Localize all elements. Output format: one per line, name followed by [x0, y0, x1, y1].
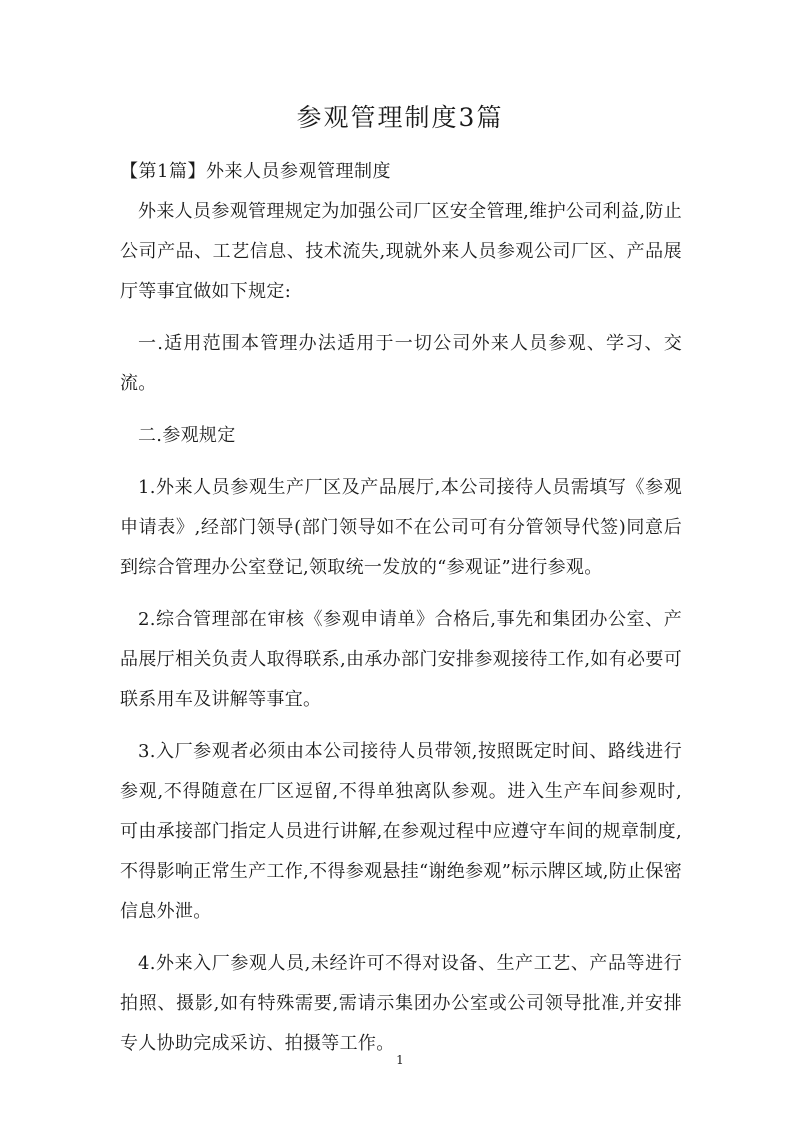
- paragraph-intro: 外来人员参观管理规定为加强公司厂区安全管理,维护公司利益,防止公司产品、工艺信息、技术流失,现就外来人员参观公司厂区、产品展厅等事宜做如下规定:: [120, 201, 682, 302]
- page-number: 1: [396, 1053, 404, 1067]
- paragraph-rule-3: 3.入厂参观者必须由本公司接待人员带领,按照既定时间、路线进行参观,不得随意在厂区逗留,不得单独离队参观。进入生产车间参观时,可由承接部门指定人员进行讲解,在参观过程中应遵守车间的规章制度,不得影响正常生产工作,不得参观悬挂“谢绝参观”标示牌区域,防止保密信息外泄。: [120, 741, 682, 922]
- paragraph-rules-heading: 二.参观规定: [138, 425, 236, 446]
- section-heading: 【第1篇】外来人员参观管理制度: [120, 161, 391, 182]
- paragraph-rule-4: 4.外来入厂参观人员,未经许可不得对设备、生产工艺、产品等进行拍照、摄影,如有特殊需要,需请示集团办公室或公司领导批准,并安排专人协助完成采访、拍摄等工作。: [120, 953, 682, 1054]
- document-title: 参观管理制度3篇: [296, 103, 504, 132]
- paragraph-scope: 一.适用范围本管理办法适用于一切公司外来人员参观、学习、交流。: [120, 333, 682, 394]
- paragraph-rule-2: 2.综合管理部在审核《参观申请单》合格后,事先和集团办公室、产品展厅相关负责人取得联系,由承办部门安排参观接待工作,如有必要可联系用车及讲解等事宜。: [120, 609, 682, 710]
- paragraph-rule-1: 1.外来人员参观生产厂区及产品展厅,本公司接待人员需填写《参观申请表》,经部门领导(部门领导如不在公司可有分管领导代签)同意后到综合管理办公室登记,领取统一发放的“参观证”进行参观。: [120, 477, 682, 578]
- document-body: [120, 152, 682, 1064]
■ ■ ■ ■
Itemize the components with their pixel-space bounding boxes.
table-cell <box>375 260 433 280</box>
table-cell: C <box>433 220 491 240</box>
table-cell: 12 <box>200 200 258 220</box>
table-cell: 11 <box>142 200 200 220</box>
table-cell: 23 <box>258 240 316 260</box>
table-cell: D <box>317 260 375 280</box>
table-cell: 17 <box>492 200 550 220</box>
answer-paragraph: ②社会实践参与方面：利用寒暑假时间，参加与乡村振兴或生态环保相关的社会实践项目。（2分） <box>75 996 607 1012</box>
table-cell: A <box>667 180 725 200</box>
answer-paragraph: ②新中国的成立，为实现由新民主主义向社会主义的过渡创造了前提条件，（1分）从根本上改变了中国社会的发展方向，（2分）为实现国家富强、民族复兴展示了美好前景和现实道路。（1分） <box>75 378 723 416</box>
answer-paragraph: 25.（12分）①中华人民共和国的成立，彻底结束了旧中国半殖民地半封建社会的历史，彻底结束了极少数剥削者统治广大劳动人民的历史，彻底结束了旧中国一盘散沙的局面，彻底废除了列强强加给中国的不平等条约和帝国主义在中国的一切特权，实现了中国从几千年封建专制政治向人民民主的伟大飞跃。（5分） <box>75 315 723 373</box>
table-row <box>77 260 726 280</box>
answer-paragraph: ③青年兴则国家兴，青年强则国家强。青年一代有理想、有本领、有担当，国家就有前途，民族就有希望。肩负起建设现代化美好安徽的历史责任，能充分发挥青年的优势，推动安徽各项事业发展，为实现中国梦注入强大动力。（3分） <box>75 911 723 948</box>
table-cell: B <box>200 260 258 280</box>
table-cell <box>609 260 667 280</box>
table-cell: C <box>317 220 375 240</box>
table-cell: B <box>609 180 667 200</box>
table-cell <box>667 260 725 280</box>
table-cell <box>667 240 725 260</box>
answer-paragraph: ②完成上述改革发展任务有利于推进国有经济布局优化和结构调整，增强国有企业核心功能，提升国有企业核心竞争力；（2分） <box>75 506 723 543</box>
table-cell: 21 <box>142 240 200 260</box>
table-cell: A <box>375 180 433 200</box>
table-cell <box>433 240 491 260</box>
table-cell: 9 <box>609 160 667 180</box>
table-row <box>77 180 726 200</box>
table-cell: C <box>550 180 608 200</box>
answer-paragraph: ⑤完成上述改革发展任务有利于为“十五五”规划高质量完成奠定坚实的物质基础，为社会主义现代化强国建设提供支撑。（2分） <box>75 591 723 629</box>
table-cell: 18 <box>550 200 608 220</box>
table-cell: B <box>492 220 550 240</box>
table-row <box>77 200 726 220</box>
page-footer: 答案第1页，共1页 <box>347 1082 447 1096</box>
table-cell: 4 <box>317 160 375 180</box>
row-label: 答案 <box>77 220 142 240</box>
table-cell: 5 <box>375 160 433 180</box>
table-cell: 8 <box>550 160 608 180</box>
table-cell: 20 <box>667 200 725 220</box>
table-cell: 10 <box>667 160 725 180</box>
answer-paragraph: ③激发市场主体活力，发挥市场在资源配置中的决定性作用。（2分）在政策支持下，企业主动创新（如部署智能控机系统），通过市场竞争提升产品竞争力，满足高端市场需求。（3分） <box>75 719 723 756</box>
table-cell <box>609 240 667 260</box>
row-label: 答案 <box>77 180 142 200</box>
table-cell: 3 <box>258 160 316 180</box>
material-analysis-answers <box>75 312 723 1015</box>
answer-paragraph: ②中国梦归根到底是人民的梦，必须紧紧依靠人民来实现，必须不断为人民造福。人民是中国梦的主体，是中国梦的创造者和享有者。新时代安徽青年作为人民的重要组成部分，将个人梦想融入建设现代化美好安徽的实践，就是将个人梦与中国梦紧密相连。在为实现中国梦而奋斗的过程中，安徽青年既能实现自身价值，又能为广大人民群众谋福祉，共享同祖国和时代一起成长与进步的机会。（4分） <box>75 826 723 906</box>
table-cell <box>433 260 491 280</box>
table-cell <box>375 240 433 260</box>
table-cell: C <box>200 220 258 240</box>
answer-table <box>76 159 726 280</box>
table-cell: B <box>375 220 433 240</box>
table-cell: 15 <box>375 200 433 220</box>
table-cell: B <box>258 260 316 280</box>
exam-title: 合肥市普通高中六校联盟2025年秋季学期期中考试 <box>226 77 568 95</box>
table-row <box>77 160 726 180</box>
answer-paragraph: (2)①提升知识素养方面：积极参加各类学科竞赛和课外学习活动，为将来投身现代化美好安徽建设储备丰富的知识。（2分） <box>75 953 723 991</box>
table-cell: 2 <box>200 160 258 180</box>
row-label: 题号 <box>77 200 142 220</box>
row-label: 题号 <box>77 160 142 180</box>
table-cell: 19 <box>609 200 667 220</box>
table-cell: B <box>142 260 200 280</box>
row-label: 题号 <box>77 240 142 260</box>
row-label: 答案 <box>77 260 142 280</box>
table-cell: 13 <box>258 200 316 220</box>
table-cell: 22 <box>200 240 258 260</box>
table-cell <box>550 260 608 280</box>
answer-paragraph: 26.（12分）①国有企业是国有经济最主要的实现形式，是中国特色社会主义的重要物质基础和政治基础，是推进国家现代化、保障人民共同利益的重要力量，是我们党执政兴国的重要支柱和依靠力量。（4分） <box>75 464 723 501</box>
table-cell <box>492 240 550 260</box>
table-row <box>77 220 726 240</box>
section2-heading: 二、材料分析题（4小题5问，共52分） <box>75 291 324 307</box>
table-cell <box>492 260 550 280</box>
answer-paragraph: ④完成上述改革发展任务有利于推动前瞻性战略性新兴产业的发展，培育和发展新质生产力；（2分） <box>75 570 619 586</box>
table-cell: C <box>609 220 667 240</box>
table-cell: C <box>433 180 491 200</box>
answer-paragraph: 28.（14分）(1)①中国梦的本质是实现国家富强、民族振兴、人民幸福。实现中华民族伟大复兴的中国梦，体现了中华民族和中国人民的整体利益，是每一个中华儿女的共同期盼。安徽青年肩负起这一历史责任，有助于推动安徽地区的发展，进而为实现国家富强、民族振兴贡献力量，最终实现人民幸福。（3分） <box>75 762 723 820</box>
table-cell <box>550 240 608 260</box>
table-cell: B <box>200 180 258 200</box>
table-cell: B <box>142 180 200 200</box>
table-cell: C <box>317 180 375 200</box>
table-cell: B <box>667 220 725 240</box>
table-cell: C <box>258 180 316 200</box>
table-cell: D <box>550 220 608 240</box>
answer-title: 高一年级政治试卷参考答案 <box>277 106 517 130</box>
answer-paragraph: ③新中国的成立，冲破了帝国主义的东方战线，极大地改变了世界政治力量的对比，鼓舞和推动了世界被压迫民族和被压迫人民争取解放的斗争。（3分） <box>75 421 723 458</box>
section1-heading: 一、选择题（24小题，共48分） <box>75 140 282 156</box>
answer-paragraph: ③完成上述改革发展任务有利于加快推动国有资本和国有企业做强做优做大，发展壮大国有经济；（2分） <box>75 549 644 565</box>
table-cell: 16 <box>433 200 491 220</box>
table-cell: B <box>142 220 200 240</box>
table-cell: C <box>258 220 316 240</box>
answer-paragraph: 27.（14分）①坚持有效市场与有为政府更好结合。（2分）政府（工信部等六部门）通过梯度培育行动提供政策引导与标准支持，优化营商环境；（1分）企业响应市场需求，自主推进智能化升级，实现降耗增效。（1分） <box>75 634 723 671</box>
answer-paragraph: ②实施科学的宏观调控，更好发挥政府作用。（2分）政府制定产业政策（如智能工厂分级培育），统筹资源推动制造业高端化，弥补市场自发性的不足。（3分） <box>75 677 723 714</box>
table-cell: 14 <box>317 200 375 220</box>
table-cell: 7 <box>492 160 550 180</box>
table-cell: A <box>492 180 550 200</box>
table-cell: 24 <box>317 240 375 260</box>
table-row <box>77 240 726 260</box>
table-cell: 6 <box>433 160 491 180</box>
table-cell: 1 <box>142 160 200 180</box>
■ ■ ■ ■
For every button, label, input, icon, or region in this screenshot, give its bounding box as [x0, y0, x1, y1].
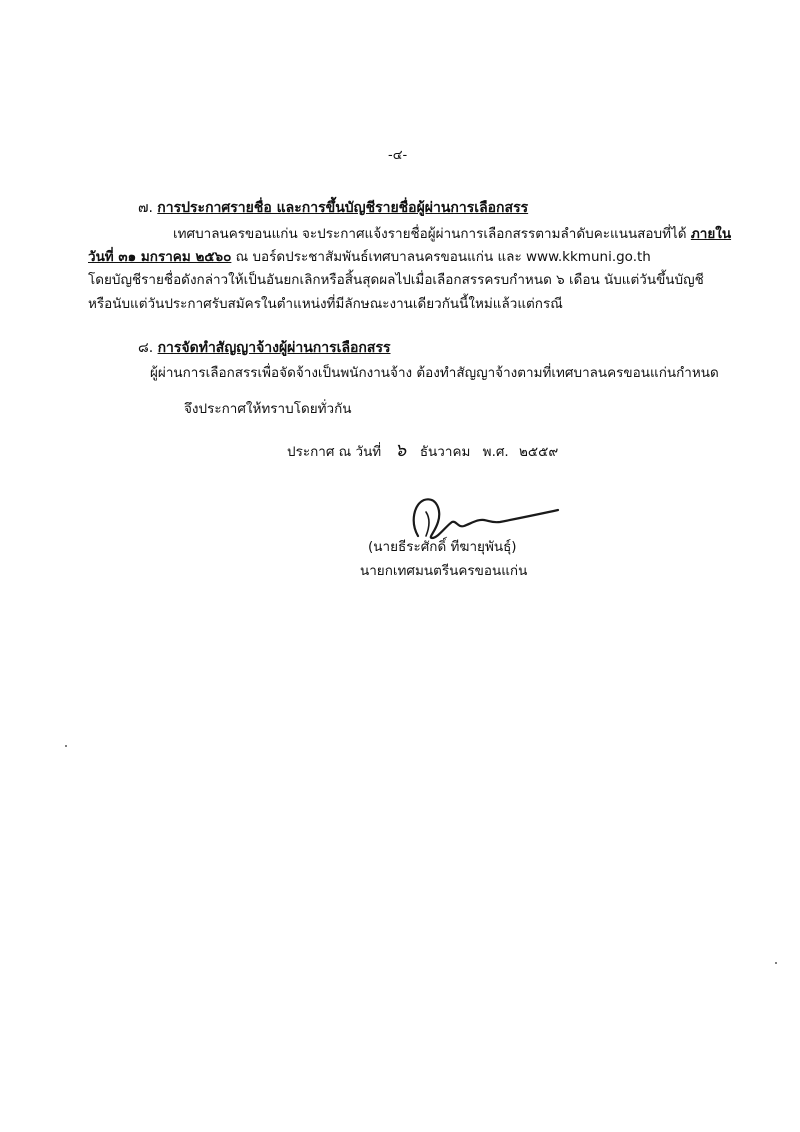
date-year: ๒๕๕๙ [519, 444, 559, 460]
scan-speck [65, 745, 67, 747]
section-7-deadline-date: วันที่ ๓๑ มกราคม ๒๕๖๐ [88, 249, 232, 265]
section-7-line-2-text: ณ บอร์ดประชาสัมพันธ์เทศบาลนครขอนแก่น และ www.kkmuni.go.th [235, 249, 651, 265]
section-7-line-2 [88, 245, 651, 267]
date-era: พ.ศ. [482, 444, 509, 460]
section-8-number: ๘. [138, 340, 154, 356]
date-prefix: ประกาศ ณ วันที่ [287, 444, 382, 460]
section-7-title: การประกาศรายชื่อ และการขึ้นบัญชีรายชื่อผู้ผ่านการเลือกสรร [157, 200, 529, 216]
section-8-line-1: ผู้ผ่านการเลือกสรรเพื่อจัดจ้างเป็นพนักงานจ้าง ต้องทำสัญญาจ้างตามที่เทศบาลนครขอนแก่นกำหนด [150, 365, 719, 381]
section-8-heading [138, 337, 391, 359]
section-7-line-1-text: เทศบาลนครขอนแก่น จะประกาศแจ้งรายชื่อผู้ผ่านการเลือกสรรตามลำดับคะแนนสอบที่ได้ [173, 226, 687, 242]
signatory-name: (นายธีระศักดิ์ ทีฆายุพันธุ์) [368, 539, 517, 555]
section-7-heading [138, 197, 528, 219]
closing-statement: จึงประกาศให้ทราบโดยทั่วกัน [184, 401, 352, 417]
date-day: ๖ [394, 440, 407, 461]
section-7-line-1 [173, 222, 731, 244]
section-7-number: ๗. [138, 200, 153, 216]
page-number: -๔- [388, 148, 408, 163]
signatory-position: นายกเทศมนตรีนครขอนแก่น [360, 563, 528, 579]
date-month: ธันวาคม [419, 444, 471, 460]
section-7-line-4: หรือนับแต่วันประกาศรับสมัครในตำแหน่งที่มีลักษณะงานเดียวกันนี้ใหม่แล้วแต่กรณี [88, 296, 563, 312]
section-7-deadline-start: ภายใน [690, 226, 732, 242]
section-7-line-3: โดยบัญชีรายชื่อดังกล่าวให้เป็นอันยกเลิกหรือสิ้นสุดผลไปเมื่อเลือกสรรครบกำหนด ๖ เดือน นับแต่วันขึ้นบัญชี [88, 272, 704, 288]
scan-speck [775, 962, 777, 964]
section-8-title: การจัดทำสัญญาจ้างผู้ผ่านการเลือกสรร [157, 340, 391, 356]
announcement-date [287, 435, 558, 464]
■ ■ ■ ■
> To be done
Rewrite the part of the material that opens with the line containing "201, 682, 302]" and closes with the line containing "609, 682, 710]", replacing "document-title" with "page-title" and leaving everything else unchanged. Return only those lines.

> Completed exercise
- paragraph-intro: 外来人员参观管理规定为加强公司厂区安全管理,维护公司利益,防止公司产品、工艺信息、技术流失,现就外来人员参观公司厂区、产品展厅等事宜做如下规定:: [120, 201, 682, 302]
- page-number: 1: [396, 1053, 404, 1067]
- paragraph-rule-3: 3.入厂参观者必须由本公司接待人员带领,按照既定时间、路线进行参观,不得随意在厂区逗留,不得单独离队参观。进入生产车间参观时,可由承接部门指定人员进行讲解,在参观过程中应遵守车间的规章制度,不得影响正常生产工作,不得参观悬挂“谢绝参观”标示牌区域,防止保密信息外泄。: [120, 741, 682, 922]
- paragraph-rules-heading: 二.参观规定: [138, 425, 236, 446]
- section-heading: 【第1篇】外来人员参观管理制度: [120, 161, 391, 182]
- paragraph-rule-4: 4.外来入厂参观人员,未经许可不得对设备、生产工艺、产品等进行拍照、摄影,如有特殊需要,需请示集团办公室或公司领导批准,并安排专人协助完成采访、拍摄等工作。: [120, 953, 682, 1054]
- page-title: 参观管理制度3篇: [296, 103, 504, 132]
- paragraph-scope: 一.适用范围本管理办法适用于一切公司外来人员参观、学习、交流。: [120, 333, 682, 394]
- paragraph-rule-2: 2.综合管理部在审核《参观申请单》合格后,事先和集团办公室、产品展厅相关负责人取得联系,由承办部门安排参观接待工作,如有必要可联系用车及讲解等事宜。: [120, 609, 682, 710]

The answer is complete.